— To be done —
Extract each line of the material that follows exactly and omit its pictures.

— Data for processing —
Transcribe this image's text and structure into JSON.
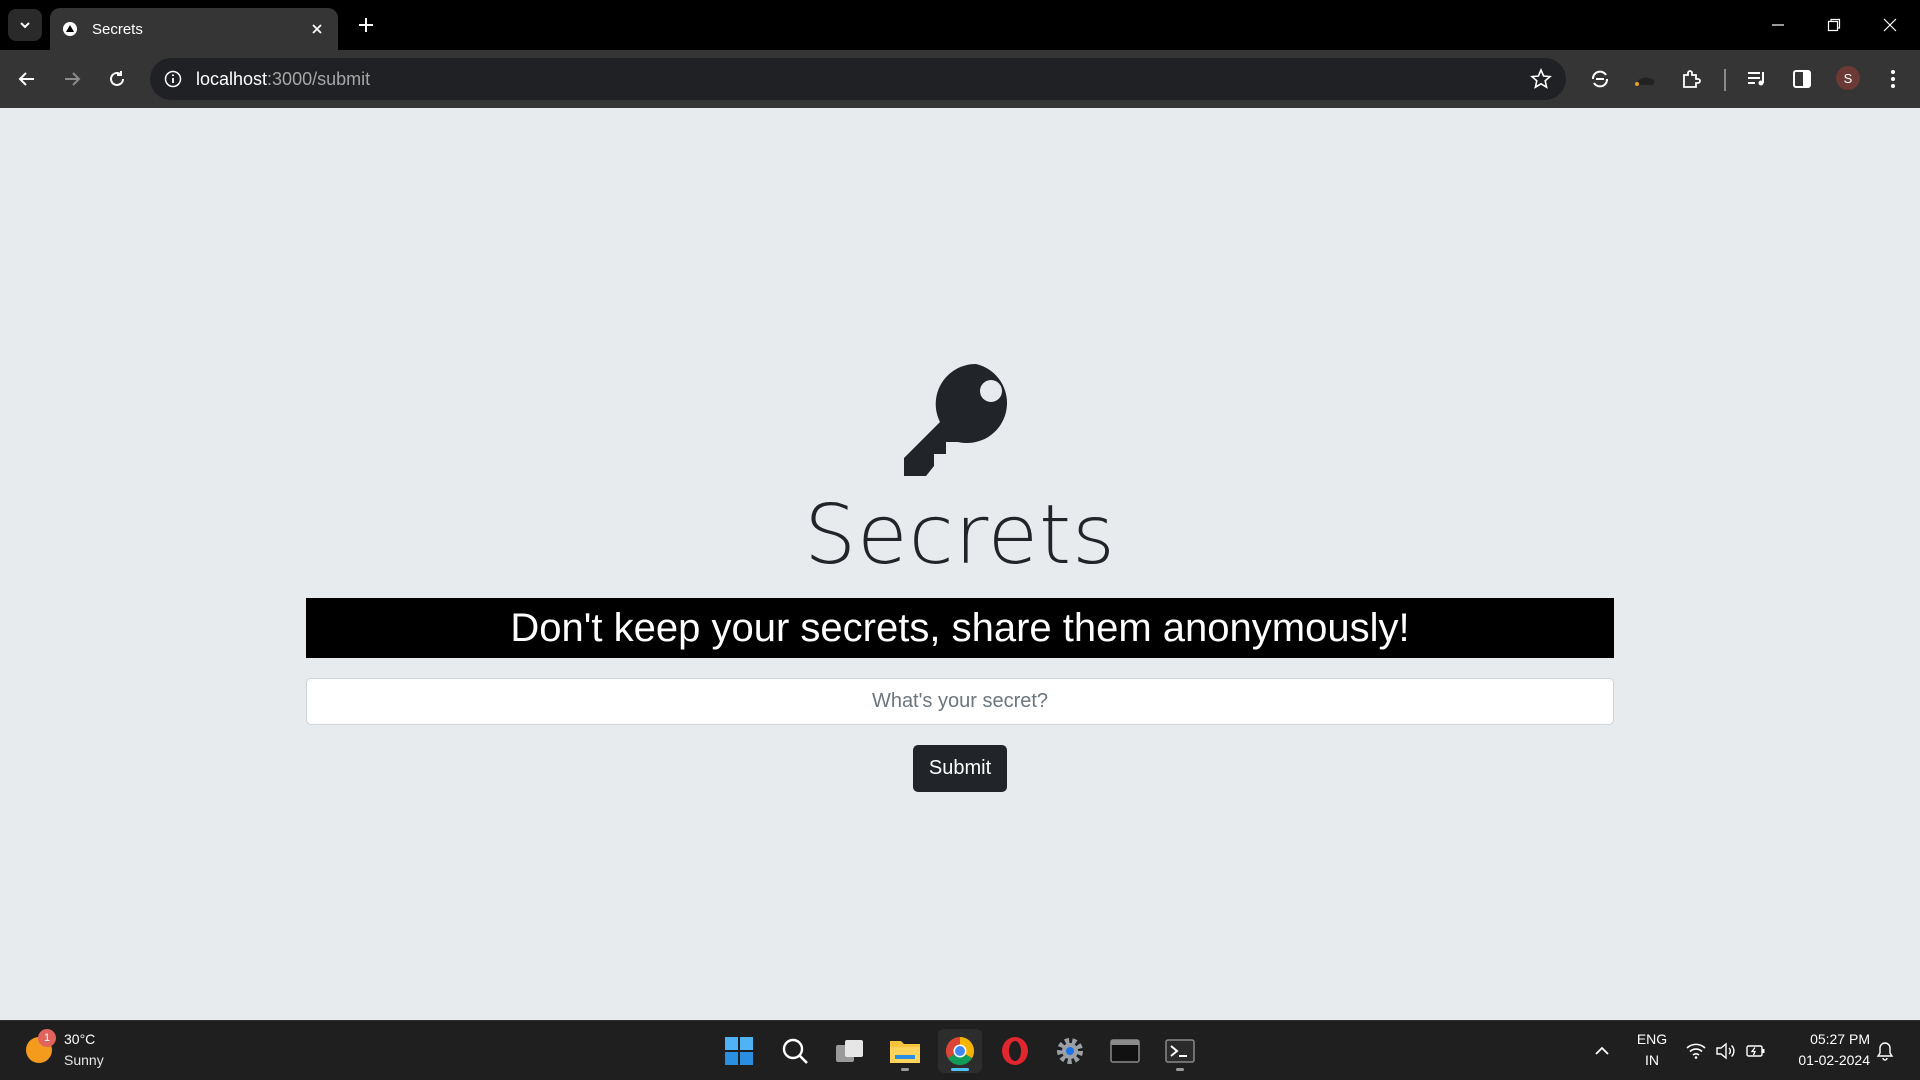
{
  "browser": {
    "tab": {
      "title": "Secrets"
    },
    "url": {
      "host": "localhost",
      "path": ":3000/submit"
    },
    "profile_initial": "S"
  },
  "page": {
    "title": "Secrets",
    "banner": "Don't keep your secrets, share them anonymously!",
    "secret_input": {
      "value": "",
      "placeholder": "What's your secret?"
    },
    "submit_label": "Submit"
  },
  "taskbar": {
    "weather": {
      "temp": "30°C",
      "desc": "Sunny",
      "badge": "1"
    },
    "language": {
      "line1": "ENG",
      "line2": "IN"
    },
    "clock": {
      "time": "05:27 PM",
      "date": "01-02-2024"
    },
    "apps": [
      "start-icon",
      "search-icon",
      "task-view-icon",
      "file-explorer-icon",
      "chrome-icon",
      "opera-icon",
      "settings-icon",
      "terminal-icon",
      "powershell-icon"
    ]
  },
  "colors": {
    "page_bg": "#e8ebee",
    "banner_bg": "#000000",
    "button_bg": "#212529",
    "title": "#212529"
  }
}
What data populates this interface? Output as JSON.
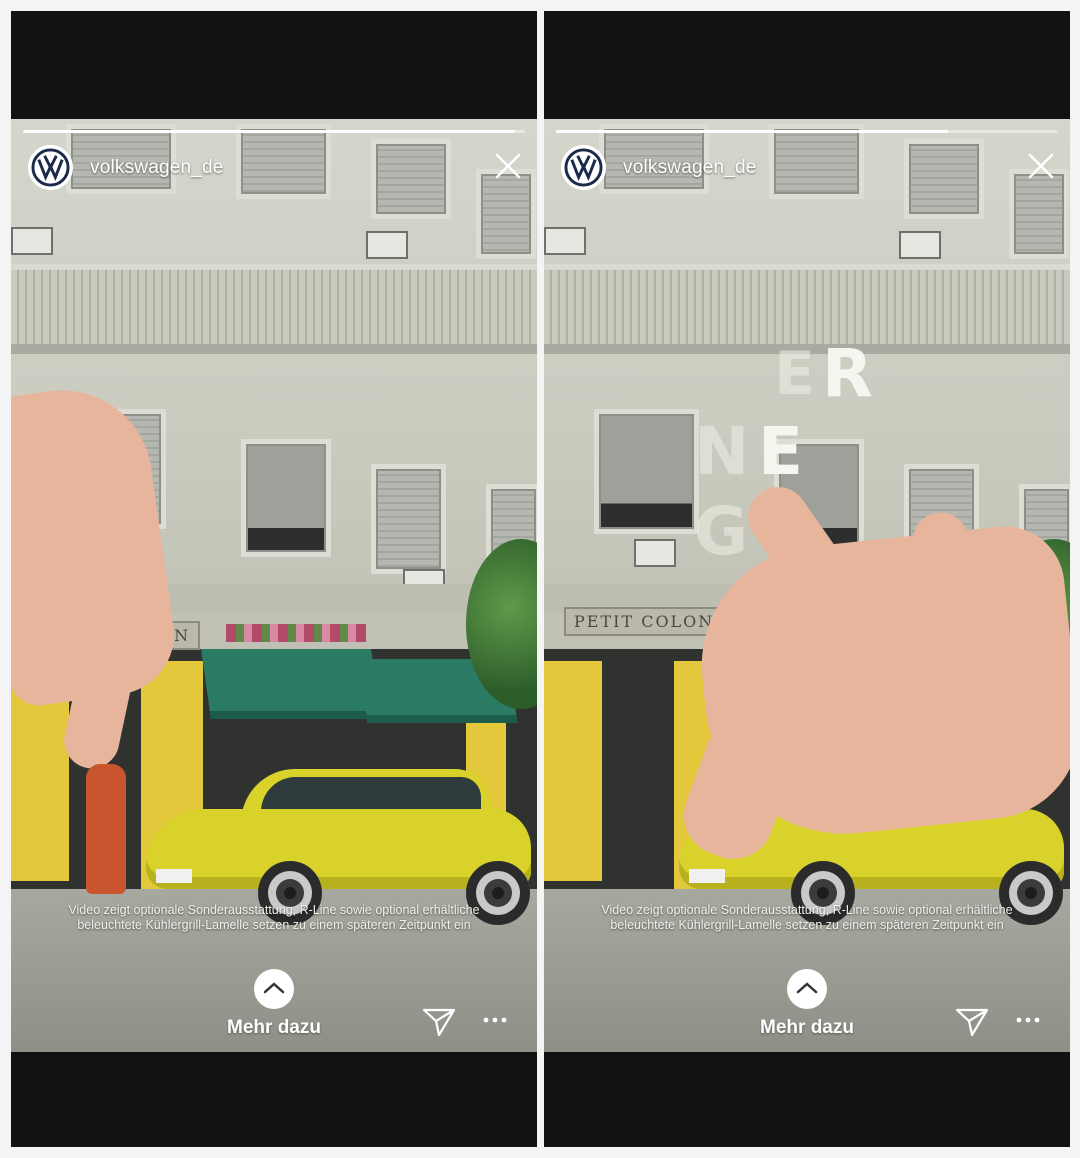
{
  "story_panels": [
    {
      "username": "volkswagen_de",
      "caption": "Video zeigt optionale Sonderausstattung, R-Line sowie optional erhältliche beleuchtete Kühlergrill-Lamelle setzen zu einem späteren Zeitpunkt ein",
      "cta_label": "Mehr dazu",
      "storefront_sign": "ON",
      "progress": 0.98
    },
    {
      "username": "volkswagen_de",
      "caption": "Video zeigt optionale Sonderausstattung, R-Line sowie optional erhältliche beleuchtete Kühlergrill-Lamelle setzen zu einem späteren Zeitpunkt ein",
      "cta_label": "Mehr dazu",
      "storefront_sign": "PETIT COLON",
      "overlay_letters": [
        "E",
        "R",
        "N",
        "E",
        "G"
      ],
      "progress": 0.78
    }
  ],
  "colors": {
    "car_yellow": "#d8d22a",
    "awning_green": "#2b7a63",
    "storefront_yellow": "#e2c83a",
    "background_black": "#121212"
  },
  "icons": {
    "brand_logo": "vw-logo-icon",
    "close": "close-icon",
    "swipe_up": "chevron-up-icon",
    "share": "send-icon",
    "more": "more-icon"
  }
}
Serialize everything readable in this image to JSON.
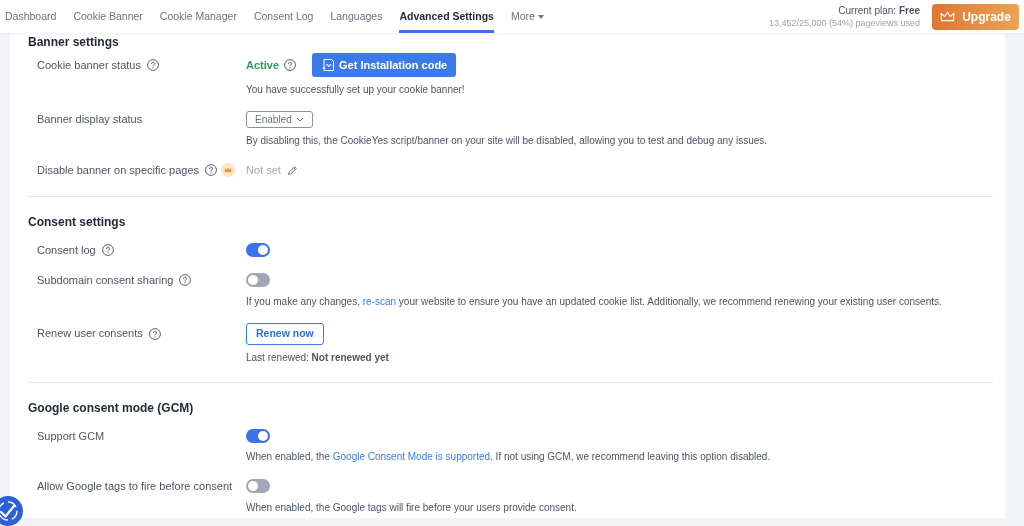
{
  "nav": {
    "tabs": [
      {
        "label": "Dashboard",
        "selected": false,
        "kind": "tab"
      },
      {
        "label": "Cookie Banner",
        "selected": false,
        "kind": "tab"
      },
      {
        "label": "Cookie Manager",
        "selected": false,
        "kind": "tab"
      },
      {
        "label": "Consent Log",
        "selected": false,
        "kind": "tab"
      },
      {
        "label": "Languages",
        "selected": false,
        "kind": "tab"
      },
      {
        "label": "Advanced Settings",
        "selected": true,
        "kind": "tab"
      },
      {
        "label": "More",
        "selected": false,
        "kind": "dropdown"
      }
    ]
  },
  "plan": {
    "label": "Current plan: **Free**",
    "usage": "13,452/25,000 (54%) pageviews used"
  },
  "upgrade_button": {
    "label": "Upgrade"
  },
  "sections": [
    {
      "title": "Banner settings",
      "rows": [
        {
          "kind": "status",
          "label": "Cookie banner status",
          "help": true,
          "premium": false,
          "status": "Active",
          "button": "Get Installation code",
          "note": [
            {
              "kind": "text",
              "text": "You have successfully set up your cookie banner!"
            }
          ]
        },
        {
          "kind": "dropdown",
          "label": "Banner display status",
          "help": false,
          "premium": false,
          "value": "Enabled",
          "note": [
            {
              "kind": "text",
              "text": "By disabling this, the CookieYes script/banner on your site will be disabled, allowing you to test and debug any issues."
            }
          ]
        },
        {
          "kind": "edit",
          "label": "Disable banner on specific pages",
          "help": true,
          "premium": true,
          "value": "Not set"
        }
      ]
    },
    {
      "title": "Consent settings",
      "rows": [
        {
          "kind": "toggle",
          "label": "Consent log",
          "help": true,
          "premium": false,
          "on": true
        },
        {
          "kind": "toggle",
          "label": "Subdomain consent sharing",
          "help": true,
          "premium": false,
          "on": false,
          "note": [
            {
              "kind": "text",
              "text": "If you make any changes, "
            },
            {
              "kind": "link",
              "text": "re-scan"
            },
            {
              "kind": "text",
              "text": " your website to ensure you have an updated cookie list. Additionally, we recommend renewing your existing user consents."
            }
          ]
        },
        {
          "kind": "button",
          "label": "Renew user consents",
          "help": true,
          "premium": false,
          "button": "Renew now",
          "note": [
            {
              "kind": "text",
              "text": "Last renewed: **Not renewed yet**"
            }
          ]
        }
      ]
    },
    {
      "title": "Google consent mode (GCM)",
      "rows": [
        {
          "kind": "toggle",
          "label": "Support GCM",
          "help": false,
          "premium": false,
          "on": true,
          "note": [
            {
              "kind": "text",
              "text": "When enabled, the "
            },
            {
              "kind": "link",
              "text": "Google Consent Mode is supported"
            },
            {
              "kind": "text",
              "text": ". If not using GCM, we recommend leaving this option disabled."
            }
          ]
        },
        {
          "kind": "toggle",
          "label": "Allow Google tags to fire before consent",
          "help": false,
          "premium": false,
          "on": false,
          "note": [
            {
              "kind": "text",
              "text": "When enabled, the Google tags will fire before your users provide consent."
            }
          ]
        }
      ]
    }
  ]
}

— The output —
Transcribe this image's text and structure into JSON.
{
  "browser": {
    "tab": {
      "title": "Secrets"
    },
    "url": {
      "host": "localhost",
      "path": ":3000/submit"
    },
    "profile_initial": "S"
  },
  "page": {
    "title": "Secrets",
    "banner": "Don't keep your secrets, share them anonymously!",
    "secret_input": {
      "value": "",
      "placeholder": "What's your secret?"
    },
    "submit_label": "Submit"
  },
  "taskbar": {
    "weather": {
      "temp": "30°C",
      "desc": "Sunny",
      "badge": "1"
    },
    "language": {
      "line1": "ENG",
      "line2": "IN"
    },
    "clock": {
      "time": "05:27 PM",
      "date": "01-02-2024"
    },
    "apps": [
      "start-icon",
      "search-icon",
      "task-view-icon",
      "file-explorer-icon",
      "chrome-icon",
      "opera-icon",
      "settings-icon",
      "terminal-icon",
      "powershell-icon"
    ]
  },
  "colors": {
    "page_bg": "#e8ebee",
    "banner_bg": "#000000",
    "button_bg": "#212529",
    "title": "#212529"
  }
}
What data populates this interface? Output as JSON.
{
  "story_panels": [
    {
      "username": "volkswagen_de",
      "caption": "Video zeigt optionale Sonderausstattung, R-Line sowie optional erhältliche beleuchtete Kühlergrill-Lamelle setzen zu einem späteren Zeitpunkt ein",
      "cta_label": "Mehr dazu",
      "storefront_sign": "ON",
      "progress": 0.98
    },
    {
      "username": "volkswagen_de",
      "caption": "Video zeigt optionale Sonderausstattung, R-Line sowie optional erhältliche beleuchtete Kühlergrill-Lamelle setzen zu einem späteren Zeitpunkt ein",
      "cta_label": "Mehr dazu",
      "storefront_sign": "PETIT COLON",
      "overlay_letters": [
        "E",
        "R",
        "N",
        "E",
        "G"
      ],
      "progress": 0.78
    }
  ],
  "colors": {
    "car_yellow": "#d8d22a",
    "awning_green": "#2b7a63",
    "storefront_yellow": "#e2c83a",
    "background_black": "#121212"
  },
  "icons": {
    "brand_logo": "vw-logo-icon",
    "close": "close-icon",
    "swipe_up": "chevron-up-icon",
    "share": "send-icon",
    "more": "more-icon"
  }
}
Serialize everything readable in this image to JSON.
{
  "nav": {
    "tabs": [
      {
        "label": "Dashboard",
        "selected": false,
        "kind": "tab"
      },
      {
        "label": "Cookie Banner",
        "selected": false,
        "kind": "tab"
      },
      {
        "label": "Cookie Manager",
        "selected": false,
        "kind": "tab"
      },
      {
        "label": "Consent Log",
        "selected": false,
        "kind": "tab"
      },
      {
        "label": "Languages",
        "selected": false,
        "kind": "tab"
      },
      {
        "label": "Advanced Settings",
        "selected": true,
        "kind": "tab"
      },
      {
        "label": "More",
        "selected": false,
        "kind": "dropdown"
      }
    ]
  },
  "plan": {
    "label": "Current plan: **Free**",
    "usage": "13,452/25,000 (54%) pageviews used"
  },
  "upgrade_button": {
    "label": "Upgrade"
  },
  "sections": [
    {
      "title": "Banner settings",
      "rows": [
        {
          "kind": "status",
          "label": "Cookie banner status",
          "help": true,
          "premium": false,
          "status": "Active",
          "button": "Get Installation code",
          "note": [
            {
              "kind": "text",
              "text": "You have successfully set up your cookie banner!"
            }
          ]
        },
        {
          "kind": "dropdown",
          "label": "Banner display status",
          "help": false,
          "premium": false,
          "value": "Enabled",
          "note": [
            {
              "kind": "text",
              "text": "By disabling this, the CookieYes script/banner on your site will be disabled, allowing you to test and debug any issues."
            }
          ]
        },
        {
          "kind": "edit",
          "label": "Disable banner on specific pages",
          "help": true,
          "premium": true,
          "value": "Not set"
        }
      ]
    },
    {
      "title": "Consent settings",
      "rows": [
        {
          "kind": "toggle",
          "label": "Consent log",
          "help": true,
          "premium": false,
          "on": true
        },
        {
          "kind": "toggle",
          "label": "Subdomain consent sharing",
          "help": true,
          "premium": false,
          "on": false,
          "note": [
            {
              "kind": "text",
              "text": "If you make any changes, "
            },
            {
              "kind": "link",
              "text": "re-scan"
            },
            {
              "kind": "text",
              "text": " your website to ensure you have an updated cookie list. Additionally, we recommend renewing your existing user consents."
            }
          ]
        },
        {
          "kind": "button",
          "label": "Renew user consents",
          "help": true,
          "premium": false,
          "button": "Renew now",
          "note": [
            {
              "kind": "text",
              "text": "Last renewed: **Not renewed yet**"
            }
          ]
        }
      ]
    },
    {
      "title": "Google consent mode (GCM)",
      "rows": [
        {
          "kind": "toggle",
          "label": "Support GCM",
          "help": false,
          "premium": false,
          "on": true,
          "note": [
            {
              "kind": "text",
              "text": "When enabled, the "
            },
            {
              "kind": "link",
              "text": "Google Consent Mode is supported"
            },
            {
              "kind": "text",
              "text": ". If not using GCM, we recommend leaving this option disabled."
            }
          ]
        },
        {
          "kind": "toggle",
          "label": "Allow Google tags to fire before consent",
          "help": false,
          "premium": false,
          "on": false,
          "note": [
            {
              "kind": "text",
              "text": "When enabled, the Google tags will fire before your users provide consent."
            }
          ]
        }
      ]
    }
  ]
}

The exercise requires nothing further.